# TEXTE SOURCE

Vincennes, le 3 mars 1917

 

Mon chéri,
Tu as dû recevoir une dépêche de nous hier vendredi. Je suis assez inquiète car dans ta dernière lettre qui date de mercredi, tu me dis que tu tousses, tu n’es pas bien. J’ai peur que tu sois plus souffrant, que ce surmenage t’ait été nuisible, que tu n’ais pas pu répondre à la dépêche car j’ai bien reçu ta lettre. Nous allons bien la petite Marcelle est bien sage, jusqu’ici elle n’a pas l’air exigeante.
Peut-être aurais-je de bonnes nouvelles de toi demain matin, cela me tranquilliserait.
J’ai reçu hier après-midi une longue dépêche d’oncle Émile, souhaitant la bienvenue à sa filleule et les vœux de tous pour la mignonne et sa maman. Tante Marie a envoyé des bas de laine pour Yves.
Mais parlons de toi mon chéri, je t’en prie consulte le major si tu tousses, je te l’ai déjà dit l’énergie ne fait pas tout. Tu comprends bien que du jour au lendemain, tu ne peux pas te faire à ce métier, tu es trop fatigué, le manque de sommeil en est un indice. As-tu reçu l’argent et le colis ?

# EXERCICES
**a.** Les affirmations suivantes sont-elles conformes à la lettre du 3 mars 1917 ? Répondez par oui ou par non à chacune et citez les mots décisifs de la lettre.
(i) La lettre a été écrite à Vincennes.
(ii) Tante Marie a envoyé une dépêche.
(iii) La dernière lettre reçue du destinataire date de mercredi.
**b.** Dans la lettre du 3 mars 1917, de qui vient la longue dépêche reçue hier après-midi ?
**c.** Poursuivez la lettre du 3 mars 1917 après sa dernière phrase.

# BLOC DE DONNÉES
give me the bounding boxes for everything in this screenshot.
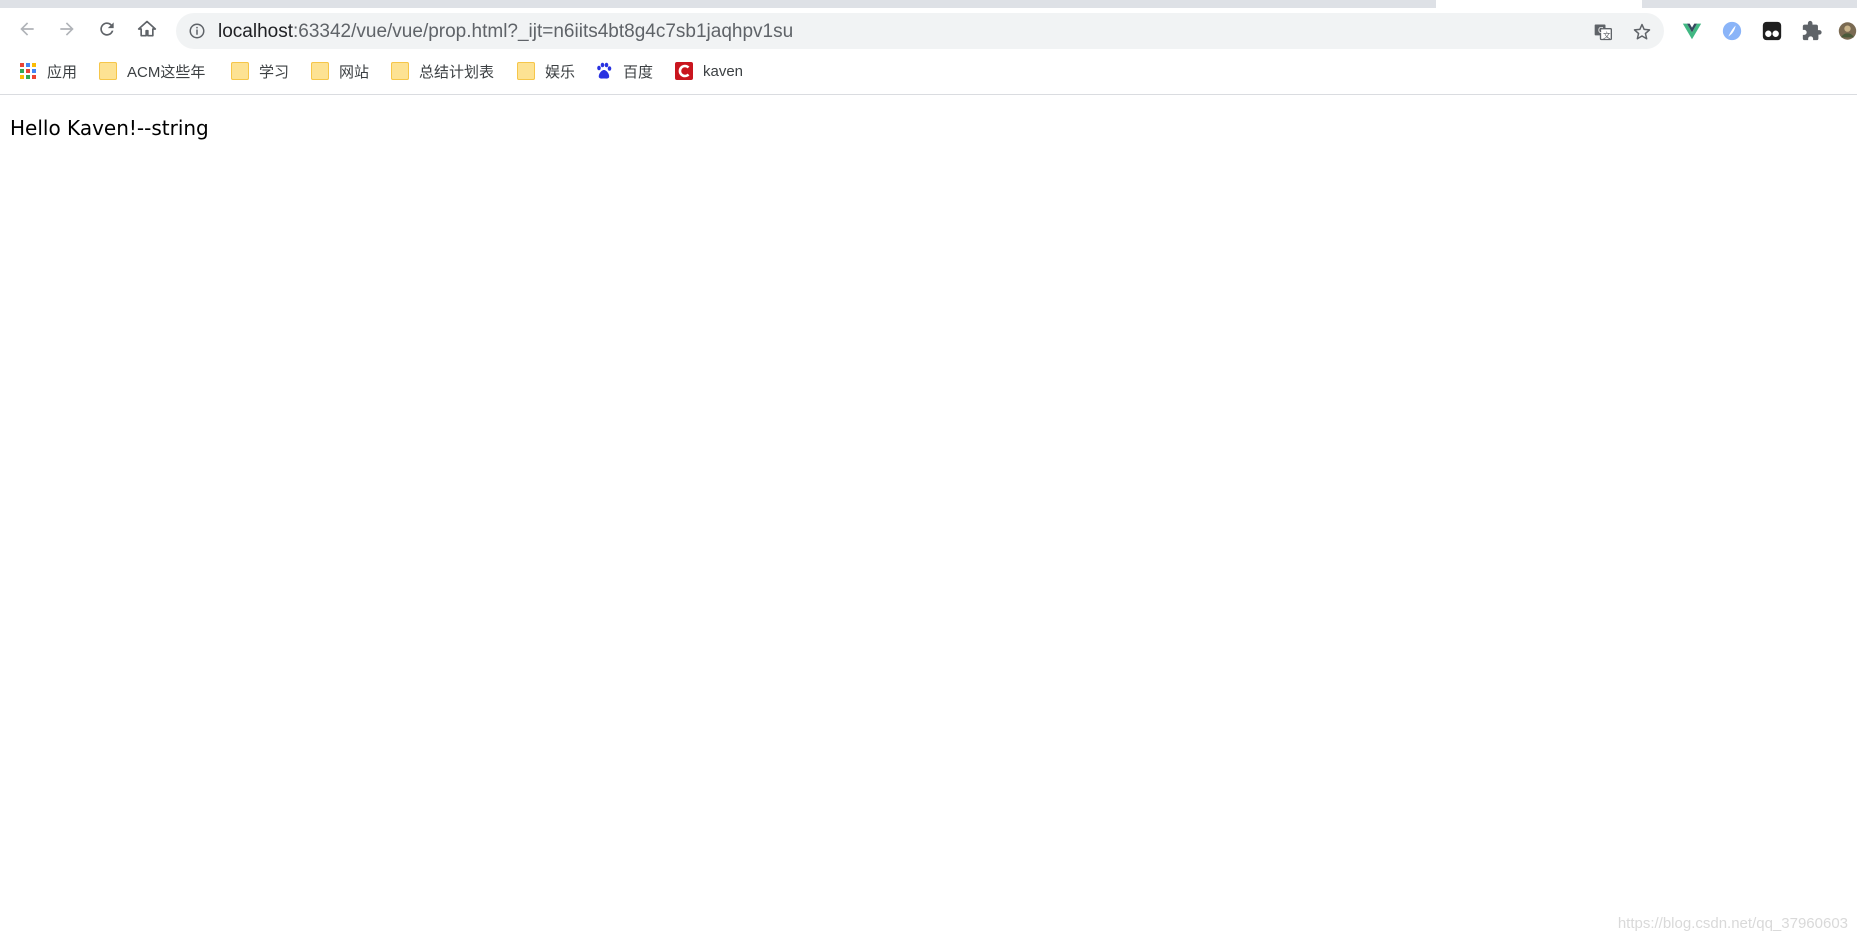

# RÉPONSES AUX EXERCICES
**a.**
(i) Oui : « Vincennes, le 3 mars 1917 ».
(ii) Non : « Tante Marie a envoyé des bas de laine pour Yves. »
(iii) Oui : « dans ta dernière lettre qui date de mercredi ».

**b.** D'oncle Émile.

**c.**
Yves est bien sage et veille sur sa petite sœur, elle est plus menue qu’Yves mais elle est très vorace. Je la crois aussi moins nerveuse, plus douce que lui. Elle a les cheveux bruns mais le teint clair, et de toutes petites mains aux doigts longs et affilés, elle a le menton et le bouche […] mais le front très haut et ta mère l’a trouvé aussi. Je crois que ses yeux resteront bleus.
Maman est bien inquiète pour ta santé, aussi elle voulait t’écrire hier, mais j’ai tenu à continuer à t’envoyer moi-même les nouvelles journalières. Je vais très bien, de ce côté tu n’as pas à t’inquiéter du tout. Allons, je te quitte en espérant que ta santé est meilleure. Je t’embrasse bien tendrement.
Tout à toi.
Emilie

Bons baisers de Toto et de la toute petite.